◆ WHAT YOU NEED TO DO ◆
Find out how many lines of the material contain the string "this" and give only that figure.

◆ TASK MATERIAL ◆

-- start --

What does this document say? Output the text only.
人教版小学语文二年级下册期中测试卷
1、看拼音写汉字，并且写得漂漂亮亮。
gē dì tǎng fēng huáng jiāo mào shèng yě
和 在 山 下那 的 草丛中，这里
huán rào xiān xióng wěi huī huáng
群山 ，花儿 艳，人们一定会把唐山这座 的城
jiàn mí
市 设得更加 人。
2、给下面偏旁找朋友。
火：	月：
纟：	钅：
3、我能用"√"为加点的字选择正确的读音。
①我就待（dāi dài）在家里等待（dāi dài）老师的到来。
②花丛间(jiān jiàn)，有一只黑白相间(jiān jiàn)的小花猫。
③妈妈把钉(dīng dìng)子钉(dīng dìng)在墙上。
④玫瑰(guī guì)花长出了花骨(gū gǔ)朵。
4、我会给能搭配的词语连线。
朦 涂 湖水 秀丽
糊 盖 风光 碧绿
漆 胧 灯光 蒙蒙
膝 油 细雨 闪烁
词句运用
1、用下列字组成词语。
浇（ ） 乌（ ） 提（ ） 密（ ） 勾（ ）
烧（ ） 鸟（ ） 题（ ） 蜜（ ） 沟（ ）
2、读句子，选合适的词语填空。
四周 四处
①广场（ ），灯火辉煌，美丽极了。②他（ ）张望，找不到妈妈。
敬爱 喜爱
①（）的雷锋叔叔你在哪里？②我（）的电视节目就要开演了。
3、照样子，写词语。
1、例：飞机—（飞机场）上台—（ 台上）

-- end --
-- start --

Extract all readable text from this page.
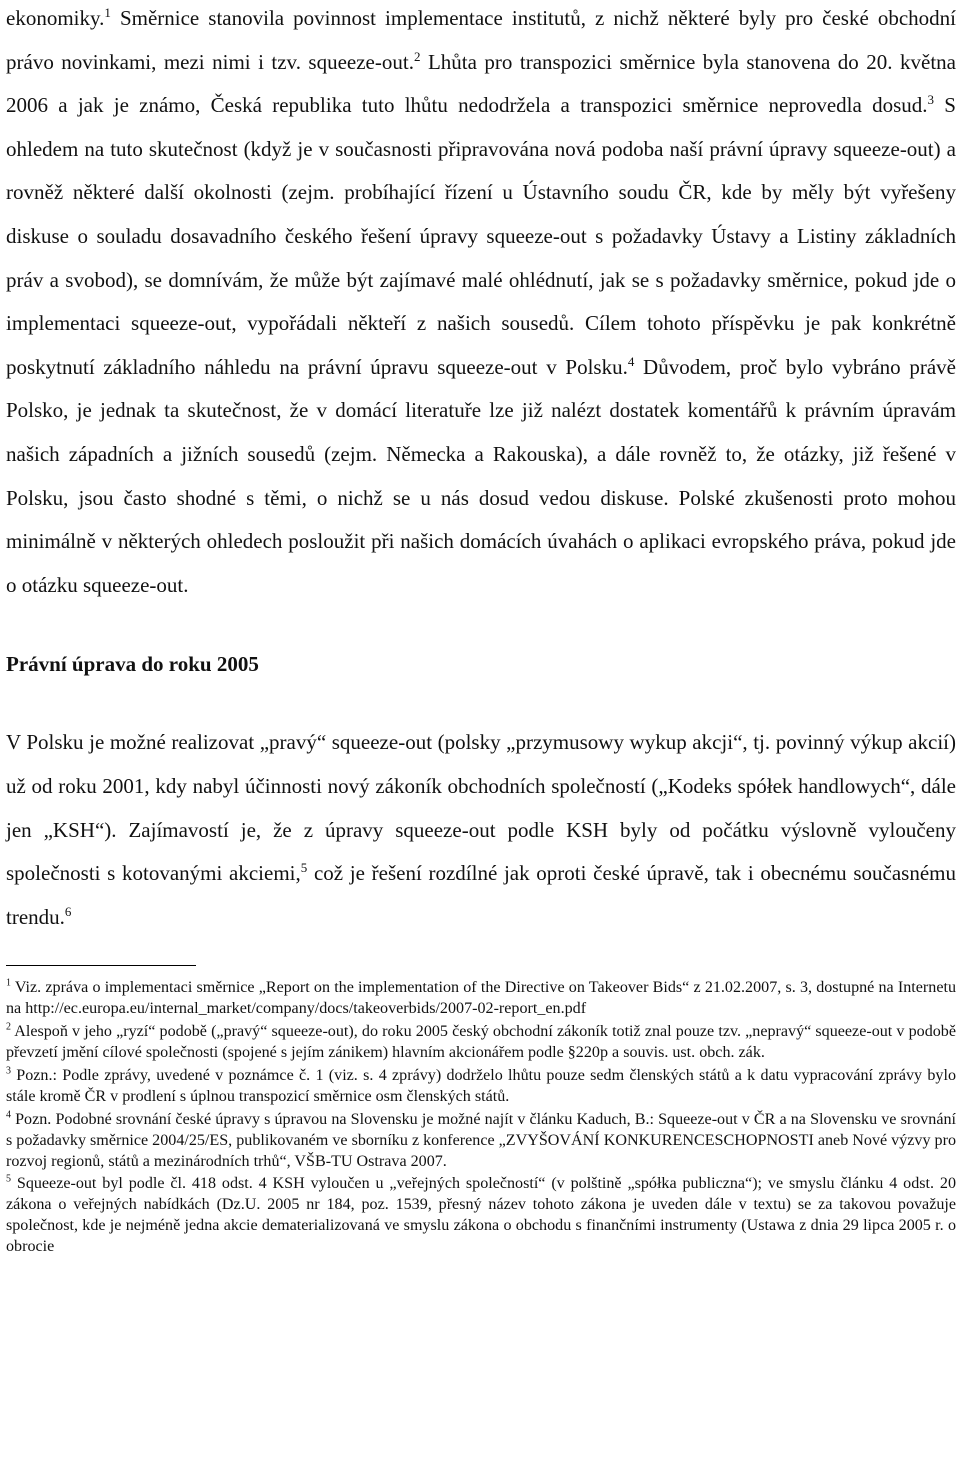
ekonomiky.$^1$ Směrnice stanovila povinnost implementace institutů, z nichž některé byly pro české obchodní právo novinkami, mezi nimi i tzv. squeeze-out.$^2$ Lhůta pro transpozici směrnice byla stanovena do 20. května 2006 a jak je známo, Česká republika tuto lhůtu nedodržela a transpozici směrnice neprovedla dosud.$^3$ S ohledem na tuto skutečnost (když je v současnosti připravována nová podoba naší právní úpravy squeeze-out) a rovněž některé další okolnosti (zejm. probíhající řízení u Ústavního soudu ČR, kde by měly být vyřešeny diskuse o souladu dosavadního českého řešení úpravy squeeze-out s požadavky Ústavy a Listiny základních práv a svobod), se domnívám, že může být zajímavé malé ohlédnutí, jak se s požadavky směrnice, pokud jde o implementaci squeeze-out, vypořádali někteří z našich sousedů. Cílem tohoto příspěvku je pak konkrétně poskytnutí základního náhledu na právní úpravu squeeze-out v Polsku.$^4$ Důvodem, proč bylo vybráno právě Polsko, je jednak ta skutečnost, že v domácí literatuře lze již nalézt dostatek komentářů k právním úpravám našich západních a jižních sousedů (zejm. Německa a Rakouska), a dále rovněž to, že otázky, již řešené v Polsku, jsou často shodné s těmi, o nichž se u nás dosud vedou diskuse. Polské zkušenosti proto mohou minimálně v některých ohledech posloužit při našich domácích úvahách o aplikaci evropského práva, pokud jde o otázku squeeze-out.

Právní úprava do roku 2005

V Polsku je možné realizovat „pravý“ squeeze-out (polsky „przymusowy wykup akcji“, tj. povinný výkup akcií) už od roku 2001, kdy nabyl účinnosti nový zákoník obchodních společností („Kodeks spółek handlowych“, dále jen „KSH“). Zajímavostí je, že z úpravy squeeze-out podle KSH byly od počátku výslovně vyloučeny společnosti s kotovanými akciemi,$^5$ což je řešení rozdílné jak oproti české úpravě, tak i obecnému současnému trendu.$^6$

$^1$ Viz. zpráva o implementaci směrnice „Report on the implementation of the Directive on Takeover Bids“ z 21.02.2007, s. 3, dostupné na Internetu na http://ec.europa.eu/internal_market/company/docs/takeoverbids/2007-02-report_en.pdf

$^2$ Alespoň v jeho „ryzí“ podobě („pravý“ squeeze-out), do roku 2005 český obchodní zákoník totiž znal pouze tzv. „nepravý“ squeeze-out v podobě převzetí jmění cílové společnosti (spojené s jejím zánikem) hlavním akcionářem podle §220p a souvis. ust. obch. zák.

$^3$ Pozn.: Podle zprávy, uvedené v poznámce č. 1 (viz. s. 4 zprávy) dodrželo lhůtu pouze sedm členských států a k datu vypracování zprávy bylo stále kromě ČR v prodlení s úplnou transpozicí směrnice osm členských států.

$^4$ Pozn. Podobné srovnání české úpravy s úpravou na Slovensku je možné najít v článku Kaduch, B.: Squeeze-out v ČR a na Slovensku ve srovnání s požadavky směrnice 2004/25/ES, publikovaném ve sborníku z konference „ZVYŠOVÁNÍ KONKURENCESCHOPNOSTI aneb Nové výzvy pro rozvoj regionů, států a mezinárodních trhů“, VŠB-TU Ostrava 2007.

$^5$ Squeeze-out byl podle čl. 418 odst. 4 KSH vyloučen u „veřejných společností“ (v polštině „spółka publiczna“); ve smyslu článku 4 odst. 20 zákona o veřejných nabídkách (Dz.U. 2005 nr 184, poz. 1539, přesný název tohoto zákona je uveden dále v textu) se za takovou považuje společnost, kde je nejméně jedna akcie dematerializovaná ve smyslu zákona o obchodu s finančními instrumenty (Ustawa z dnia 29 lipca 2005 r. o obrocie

-- end --

◆ WRITTEN RESPONSE ◆
2